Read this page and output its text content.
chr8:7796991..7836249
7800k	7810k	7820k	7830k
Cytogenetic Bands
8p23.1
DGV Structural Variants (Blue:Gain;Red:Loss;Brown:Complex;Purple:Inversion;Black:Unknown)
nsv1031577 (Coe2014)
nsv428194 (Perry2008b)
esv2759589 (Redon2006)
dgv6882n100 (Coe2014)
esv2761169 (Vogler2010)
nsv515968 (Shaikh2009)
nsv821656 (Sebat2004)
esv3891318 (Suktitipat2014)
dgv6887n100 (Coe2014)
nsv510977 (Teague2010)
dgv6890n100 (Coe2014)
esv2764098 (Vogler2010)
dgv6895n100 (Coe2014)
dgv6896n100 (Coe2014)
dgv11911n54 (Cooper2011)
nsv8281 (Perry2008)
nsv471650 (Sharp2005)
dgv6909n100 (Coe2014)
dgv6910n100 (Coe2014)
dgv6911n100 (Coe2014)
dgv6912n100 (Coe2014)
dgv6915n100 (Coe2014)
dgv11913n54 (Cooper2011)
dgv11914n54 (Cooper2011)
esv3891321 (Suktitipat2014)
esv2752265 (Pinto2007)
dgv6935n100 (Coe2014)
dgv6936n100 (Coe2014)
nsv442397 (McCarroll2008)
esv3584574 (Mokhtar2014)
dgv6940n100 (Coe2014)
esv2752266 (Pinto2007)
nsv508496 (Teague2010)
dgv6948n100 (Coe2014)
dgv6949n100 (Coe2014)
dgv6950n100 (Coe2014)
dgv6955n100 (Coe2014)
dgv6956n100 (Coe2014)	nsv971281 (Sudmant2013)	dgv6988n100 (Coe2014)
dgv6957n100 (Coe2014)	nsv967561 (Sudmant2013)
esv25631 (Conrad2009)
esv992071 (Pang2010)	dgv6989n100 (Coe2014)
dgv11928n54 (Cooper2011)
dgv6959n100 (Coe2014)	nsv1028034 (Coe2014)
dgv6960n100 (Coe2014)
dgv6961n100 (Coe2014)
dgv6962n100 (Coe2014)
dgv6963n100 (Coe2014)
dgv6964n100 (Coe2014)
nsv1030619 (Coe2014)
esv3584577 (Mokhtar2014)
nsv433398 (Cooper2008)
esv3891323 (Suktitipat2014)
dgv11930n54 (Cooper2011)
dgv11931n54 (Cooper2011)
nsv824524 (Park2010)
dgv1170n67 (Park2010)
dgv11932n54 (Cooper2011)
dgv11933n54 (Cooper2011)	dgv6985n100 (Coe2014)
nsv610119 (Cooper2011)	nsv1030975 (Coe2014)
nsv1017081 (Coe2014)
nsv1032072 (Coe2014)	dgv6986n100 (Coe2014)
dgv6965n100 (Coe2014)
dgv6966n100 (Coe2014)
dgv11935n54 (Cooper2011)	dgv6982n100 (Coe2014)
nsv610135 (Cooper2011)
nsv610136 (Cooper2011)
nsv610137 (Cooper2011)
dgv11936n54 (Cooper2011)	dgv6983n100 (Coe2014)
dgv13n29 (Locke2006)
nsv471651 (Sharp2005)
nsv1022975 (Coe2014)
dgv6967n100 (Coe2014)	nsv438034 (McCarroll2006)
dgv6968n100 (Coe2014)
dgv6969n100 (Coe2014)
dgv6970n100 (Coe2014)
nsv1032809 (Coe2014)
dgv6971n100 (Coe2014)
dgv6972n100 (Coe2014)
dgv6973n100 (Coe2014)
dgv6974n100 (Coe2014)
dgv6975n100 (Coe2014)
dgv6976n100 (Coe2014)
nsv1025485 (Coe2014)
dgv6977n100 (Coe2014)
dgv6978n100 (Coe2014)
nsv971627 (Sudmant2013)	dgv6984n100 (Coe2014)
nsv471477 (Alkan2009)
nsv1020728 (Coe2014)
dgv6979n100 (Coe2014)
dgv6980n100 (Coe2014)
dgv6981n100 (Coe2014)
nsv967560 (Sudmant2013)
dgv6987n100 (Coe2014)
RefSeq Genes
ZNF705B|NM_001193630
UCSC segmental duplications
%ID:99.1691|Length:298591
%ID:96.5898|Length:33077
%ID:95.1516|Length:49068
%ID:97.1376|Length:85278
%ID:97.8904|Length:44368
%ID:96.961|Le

# Description of the task
Where does the word "Length" appear in the records? Copy every line that holds it.

# Answer space
%ID:99.1691|Length:298591
%ID:96.5898|Length:33077
%ID:95.1516|Length:49068
%ID:97.1376|Length:85278
%ID:97.8904|Length:44368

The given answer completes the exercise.